◆ Given records
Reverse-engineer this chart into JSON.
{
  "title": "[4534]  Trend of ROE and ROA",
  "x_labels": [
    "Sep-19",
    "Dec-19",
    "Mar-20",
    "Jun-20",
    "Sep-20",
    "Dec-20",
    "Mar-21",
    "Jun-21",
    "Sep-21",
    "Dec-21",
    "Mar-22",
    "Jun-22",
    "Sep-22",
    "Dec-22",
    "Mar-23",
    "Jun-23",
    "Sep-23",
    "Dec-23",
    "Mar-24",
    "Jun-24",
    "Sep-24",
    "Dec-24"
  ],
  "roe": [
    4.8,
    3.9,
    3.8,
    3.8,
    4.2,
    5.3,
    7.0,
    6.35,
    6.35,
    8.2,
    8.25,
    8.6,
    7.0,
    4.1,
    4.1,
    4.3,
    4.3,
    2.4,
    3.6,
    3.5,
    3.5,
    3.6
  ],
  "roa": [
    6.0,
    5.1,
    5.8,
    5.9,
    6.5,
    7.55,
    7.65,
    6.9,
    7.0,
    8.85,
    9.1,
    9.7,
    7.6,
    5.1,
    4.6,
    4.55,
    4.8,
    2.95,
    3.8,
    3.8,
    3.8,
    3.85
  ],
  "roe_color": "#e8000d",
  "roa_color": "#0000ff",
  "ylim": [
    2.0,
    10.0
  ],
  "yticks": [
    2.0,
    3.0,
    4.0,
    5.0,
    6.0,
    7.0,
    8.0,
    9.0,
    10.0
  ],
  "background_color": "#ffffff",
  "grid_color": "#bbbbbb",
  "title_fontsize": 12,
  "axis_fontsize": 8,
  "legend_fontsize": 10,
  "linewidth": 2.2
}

◆ What is being asked
Reproduce the full listing word for word.

◆ Reply to the exercise
Reverse-engineer this chart into JSON.
{
  "title": "[4534]  Trend of ROE and ROA",
  "x_labels": [
    "Sep-19",
    "Dec-19",
    "Mar-20",
    "Jun-20",
    "Sep-20",
    "Dec-20",
    "Mar-21",
    "Jun-21",
    "Sep-21",
    "Dec-21",
    "Mar-22",
    "Jun-22",
    "Sep-22",
    "Dec-22",
    "Mar-23",
    "Jun-23",
    "Sep-23",
    "Dec-23",
    "Mar-24",
    "Jun-24",
    "Sep-24",
    "Dec-24"
  ],
  "roe": [
    4.8,
    3.9,
    3.8,
    3.8,
    4.2,
    5.3,
    7.0,
    6.35,
    6.35,
    8.2,
    8.25,
    8.6,
    7.0,
    4.1,
    4.1,
    4.3,
    4.3,
    2.4,
    3.6,
    3.5,
    3.5,
    3.6
  ],
  "roa": [
    6.0,
    5.1,
    5.8,
    5.9,
    6.5,
    7.55,
    7.65,
    6.9,
    7.0,
    8.85,
    9.1,
    9.7,
    7.6,
    5.1,
    4.6,
    4.55,
    4.8,
    2.95,
    3.8,
    3.8,
    3.8,
    3.85
  ],
  "roe_color": "#e8000d",
  "roa_color": "#0000ff",
  "ylim": [
    2.0,
    10.0
  ],
  "yticks": [
    2.0,
    3.0,
    4.0,
    5.0,
    6.0,
    7.0,
    8.0,
    9.0,
    10.0
  ],
  "background_color": "#ffffff",
  "grid_color": "#bbbbbb",
  "title_fontsize": 12,
  "axis_fontsize": 8,
  "legend_fontsize": 10,
  "linewidth": 2.2
}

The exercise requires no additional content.